*Problem*: State how many lines hold the string "Output". Give the number and nothing else.

*Provided data*:
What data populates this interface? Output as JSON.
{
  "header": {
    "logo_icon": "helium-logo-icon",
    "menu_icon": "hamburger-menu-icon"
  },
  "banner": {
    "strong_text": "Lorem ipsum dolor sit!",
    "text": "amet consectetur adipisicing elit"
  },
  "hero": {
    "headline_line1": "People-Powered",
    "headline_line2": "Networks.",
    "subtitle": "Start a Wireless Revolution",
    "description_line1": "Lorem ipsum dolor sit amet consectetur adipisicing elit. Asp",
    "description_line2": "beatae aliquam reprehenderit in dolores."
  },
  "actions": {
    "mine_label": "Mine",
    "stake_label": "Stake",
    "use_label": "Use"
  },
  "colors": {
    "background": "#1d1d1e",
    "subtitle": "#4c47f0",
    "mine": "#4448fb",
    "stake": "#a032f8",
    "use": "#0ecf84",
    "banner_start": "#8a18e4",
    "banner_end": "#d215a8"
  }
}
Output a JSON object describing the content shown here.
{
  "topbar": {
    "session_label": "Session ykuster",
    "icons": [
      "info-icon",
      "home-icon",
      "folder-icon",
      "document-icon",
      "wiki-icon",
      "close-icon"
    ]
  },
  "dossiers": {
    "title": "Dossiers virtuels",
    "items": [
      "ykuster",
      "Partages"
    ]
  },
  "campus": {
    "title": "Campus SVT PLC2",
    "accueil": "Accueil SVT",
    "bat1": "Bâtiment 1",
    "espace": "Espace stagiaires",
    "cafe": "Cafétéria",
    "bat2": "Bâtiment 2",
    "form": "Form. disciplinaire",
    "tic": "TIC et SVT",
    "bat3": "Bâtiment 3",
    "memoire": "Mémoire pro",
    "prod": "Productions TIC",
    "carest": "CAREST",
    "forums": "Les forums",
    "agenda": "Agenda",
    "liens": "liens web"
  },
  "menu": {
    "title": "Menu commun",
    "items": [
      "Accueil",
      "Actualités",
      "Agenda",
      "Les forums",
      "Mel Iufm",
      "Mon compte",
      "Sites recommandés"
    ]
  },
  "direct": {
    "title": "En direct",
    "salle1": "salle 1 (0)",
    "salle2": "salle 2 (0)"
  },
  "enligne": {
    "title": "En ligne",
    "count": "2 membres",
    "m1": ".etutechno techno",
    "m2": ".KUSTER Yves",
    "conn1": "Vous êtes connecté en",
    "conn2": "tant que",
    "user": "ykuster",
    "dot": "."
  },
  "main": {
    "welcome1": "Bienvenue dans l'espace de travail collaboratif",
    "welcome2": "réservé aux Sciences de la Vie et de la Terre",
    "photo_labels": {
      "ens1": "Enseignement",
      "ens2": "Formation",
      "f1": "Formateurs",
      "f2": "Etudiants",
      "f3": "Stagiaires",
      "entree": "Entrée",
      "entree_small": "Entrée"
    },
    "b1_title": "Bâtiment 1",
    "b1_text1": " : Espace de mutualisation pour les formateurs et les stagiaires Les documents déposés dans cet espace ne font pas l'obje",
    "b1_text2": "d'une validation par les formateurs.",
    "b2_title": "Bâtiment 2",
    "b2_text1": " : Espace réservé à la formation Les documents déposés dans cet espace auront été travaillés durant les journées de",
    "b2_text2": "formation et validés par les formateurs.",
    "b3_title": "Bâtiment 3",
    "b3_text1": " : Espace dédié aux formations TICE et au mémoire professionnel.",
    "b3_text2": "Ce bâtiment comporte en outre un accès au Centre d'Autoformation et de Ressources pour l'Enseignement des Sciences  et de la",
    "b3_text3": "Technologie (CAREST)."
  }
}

*Response to this task*: 2